• [REQUIREMENTS]
All lines in which the word "text" occurs are to be extracted.

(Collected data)

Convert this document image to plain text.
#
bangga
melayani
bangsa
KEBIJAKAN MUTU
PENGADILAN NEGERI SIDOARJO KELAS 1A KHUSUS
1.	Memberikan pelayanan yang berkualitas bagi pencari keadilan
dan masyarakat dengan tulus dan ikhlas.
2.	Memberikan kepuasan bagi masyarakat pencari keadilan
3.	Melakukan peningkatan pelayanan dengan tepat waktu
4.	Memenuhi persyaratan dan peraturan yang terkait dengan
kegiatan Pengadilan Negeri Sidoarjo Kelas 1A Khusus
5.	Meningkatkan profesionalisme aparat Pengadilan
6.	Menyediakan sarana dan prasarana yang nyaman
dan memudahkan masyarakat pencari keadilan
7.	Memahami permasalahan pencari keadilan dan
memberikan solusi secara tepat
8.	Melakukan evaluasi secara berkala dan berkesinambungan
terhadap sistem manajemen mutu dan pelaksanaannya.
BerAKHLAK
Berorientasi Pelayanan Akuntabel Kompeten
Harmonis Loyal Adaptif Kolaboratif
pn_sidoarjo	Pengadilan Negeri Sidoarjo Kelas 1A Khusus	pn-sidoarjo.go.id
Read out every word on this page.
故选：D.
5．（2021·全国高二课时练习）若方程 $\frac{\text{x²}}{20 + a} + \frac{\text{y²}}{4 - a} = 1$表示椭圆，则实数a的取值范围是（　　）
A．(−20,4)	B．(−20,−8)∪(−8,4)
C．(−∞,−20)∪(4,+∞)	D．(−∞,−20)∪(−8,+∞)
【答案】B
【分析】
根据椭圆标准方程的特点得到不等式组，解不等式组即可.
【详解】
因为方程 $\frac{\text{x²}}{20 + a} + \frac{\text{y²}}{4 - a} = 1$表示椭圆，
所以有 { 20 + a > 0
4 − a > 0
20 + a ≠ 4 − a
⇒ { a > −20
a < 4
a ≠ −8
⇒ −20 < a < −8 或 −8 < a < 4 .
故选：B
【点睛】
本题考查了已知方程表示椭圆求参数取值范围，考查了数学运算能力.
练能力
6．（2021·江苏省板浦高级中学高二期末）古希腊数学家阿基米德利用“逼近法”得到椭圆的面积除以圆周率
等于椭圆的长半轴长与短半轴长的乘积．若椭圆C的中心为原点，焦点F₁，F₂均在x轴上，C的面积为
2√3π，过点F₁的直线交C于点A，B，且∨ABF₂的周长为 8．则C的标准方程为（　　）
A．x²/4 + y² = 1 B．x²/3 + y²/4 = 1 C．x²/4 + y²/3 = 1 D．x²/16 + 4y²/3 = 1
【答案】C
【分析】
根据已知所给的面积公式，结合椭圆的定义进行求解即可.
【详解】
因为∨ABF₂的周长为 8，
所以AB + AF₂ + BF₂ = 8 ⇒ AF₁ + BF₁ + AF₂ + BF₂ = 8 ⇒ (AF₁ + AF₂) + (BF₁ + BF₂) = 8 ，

• [EXPECTED ANSWER]
Convert this document image to plain text.
5．（2021·全国高二课时练习）若方程 $\frac{\text{x²}}{20 + a} + \frac{\text{y²}}{4 - a} = 1$表示椭圆，则实数a的取值范围是（　　）
因为方程 $\frac{\text{x²}}{20 + a} + \frac{\text{y²}}{4 - a} = 1$表示椭圆，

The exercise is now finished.